**Goal of the exercise:**
List each line in which the string "Online" appears.

--- --- ---

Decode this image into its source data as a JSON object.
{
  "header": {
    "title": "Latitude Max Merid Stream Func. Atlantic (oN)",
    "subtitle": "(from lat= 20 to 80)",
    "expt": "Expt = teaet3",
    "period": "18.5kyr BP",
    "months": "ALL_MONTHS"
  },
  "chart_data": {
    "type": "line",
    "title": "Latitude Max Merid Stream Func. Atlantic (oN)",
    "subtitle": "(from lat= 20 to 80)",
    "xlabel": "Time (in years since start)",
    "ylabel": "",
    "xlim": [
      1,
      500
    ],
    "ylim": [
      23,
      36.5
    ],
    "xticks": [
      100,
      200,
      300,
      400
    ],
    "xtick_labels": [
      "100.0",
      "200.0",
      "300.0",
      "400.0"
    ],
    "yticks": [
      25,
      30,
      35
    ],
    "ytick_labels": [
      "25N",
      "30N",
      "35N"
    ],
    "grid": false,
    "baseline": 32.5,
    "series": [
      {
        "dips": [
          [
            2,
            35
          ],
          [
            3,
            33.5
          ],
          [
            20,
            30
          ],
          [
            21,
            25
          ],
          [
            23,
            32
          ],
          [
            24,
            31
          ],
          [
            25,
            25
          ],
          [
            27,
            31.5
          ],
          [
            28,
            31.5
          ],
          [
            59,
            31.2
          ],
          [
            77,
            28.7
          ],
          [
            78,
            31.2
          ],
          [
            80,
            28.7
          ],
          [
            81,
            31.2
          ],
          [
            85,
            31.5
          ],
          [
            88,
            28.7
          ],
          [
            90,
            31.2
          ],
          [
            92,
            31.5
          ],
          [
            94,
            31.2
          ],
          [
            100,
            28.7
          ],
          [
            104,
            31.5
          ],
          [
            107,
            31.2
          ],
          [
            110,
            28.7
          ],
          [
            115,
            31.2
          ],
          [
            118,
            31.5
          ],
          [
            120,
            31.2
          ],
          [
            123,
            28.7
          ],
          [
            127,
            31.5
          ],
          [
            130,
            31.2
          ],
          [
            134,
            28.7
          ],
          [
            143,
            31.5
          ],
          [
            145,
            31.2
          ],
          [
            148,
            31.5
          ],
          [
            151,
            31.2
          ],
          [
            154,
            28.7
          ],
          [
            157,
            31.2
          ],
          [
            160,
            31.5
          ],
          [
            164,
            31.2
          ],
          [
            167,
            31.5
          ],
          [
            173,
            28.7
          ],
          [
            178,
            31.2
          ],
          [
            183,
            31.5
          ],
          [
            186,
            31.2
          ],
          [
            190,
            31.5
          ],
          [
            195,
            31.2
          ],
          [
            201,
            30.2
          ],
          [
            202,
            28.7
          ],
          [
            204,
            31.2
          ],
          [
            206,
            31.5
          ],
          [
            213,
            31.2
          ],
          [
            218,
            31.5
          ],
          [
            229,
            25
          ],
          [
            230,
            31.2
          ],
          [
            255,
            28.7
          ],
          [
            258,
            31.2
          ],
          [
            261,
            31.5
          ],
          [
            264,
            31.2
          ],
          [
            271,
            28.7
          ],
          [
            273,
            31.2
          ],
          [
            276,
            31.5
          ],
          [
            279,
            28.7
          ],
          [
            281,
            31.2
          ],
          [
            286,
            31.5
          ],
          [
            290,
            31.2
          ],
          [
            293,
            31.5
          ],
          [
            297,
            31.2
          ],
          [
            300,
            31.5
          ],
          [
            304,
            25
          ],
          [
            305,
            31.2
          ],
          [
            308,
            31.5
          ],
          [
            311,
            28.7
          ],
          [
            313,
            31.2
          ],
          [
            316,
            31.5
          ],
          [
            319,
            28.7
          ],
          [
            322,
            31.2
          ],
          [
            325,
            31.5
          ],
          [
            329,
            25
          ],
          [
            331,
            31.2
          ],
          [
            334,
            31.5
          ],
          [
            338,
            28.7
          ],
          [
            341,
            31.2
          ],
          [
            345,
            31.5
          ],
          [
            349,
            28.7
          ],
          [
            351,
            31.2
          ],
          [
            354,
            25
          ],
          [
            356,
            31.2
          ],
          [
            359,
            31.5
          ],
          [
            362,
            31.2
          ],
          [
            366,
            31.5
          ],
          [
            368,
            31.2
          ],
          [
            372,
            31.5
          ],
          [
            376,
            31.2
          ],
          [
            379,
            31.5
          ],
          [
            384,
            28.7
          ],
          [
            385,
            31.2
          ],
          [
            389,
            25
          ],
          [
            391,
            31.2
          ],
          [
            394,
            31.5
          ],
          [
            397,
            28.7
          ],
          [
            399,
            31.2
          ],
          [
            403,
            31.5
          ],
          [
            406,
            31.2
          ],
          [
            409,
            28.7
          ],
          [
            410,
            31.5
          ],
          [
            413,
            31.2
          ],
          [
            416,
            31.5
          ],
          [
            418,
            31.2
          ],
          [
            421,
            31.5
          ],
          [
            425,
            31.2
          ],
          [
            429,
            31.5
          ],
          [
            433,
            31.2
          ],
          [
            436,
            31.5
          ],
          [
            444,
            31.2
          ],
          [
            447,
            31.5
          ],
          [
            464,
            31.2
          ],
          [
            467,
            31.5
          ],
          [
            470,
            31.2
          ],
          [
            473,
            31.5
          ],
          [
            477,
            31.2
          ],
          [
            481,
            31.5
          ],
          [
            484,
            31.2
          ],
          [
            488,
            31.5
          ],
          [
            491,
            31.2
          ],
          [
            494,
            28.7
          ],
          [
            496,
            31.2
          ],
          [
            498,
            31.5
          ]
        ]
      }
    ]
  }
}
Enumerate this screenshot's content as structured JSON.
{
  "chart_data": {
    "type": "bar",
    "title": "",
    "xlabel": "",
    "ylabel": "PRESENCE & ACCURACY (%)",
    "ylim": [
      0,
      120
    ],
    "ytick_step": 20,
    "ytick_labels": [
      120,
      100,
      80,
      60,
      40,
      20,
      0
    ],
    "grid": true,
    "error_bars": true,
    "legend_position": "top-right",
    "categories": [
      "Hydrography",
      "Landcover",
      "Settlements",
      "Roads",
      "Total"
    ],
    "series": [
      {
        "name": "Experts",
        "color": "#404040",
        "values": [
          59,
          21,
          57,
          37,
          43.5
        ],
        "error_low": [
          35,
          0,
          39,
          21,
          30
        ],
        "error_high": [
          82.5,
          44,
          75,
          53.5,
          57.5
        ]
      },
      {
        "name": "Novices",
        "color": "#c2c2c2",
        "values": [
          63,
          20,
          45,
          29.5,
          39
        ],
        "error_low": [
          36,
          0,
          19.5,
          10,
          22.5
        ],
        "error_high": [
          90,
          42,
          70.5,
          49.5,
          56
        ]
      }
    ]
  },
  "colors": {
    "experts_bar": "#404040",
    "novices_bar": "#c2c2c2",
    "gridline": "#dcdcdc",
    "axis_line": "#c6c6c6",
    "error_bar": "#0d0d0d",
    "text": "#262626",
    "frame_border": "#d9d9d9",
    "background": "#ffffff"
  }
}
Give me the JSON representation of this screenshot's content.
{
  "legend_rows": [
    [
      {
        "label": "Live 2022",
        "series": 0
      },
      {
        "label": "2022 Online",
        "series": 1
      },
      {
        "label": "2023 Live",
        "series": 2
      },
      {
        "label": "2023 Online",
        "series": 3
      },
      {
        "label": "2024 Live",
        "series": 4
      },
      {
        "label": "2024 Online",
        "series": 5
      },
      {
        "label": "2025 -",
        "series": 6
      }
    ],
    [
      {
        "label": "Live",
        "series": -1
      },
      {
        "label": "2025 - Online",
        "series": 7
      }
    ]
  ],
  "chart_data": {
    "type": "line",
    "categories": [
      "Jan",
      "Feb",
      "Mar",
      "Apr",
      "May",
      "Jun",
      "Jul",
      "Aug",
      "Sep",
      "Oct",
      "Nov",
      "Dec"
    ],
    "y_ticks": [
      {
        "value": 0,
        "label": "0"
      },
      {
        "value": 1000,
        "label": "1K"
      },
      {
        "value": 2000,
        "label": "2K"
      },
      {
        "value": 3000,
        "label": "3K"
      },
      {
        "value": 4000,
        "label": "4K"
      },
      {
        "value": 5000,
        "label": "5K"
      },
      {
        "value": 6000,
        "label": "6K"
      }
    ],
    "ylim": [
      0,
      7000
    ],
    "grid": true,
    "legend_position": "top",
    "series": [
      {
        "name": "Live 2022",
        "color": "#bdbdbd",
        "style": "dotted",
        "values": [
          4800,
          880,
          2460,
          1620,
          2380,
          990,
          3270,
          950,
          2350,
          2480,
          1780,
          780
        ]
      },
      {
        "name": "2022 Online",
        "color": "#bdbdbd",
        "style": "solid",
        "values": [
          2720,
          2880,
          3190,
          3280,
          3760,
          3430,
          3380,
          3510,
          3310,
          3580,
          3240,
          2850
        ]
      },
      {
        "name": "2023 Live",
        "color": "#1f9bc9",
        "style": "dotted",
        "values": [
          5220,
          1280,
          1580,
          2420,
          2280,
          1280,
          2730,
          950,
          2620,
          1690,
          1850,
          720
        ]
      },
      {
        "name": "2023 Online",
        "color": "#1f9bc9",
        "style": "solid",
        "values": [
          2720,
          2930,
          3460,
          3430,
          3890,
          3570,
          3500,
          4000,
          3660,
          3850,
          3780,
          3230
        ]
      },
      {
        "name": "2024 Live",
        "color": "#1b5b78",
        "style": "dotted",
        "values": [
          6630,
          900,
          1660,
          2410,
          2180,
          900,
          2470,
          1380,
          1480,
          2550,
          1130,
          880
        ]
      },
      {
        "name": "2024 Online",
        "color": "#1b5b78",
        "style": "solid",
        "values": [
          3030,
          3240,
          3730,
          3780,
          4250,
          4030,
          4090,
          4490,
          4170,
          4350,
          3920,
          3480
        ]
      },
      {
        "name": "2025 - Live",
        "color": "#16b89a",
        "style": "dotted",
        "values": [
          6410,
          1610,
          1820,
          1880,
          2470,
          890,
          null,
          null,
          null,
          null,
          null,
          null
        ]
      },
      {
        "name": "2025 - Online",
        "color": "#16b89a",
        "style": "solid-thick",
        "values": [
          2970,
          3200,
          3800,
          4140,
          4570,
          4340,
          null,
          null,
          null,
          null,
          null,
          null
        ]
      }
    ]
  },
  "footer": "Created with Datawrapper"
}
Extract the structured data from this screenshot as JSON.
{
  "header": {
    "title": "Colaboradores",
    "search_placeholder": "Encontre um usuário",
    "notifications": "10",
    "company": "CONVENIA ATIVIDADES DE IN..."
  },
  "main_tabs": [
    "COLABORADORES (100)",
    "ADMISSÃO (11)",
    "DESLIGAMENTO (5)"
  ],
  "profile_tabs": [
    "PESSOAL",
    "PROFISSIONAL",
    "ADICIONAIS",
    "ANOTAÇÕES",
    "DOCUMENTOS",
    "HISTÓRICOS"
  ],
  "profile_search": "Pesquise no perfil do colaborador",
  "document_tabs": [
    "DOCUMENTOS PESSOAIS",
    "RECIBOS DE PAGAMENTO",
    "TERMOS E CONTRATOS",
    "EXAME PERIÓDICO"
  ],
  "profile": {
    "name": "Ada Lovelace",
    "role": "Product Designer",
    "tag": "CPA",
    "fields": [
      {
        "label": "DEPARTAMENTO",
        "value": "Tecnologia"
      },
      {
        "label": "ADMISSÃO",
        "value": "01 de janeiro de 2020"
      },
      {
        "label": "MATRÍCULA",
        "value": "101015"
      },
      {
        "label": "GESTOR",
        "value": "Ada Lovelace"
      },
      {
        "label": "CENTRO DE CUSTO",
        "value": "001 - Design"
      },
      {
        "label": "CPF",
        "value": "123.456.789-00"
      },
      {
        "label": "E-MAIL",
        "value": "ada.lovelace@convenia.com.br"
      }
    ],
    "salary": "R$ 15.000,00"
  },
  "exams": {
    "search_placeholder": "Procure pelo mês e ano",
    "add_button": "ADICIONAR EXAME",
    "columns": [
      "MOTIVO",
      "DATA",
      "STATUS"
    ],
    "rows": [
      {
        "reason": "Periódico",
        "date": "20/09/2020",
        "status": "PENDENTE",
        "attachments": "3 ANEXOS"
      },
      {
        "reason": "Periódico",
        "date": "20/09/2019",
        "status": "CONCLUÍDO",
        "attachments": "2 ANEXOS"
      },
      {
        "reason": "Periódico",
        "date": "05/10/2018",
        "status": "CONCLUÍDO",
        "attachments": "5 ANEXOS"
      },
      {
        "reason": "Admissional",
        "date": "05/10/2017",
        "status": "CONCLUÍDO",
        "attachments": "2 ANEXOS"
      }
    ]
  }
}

--- --- ---

**Solved exercise:**
        "label": "2022 Online",
        "label": "2023 Online",
        "label": "2024 Online",
        "label": "2025 - Online",
        "name": "2022 Online",
        "name": "2023 Online",
        "name": "2024 Online",
        "name": "2025 - Online",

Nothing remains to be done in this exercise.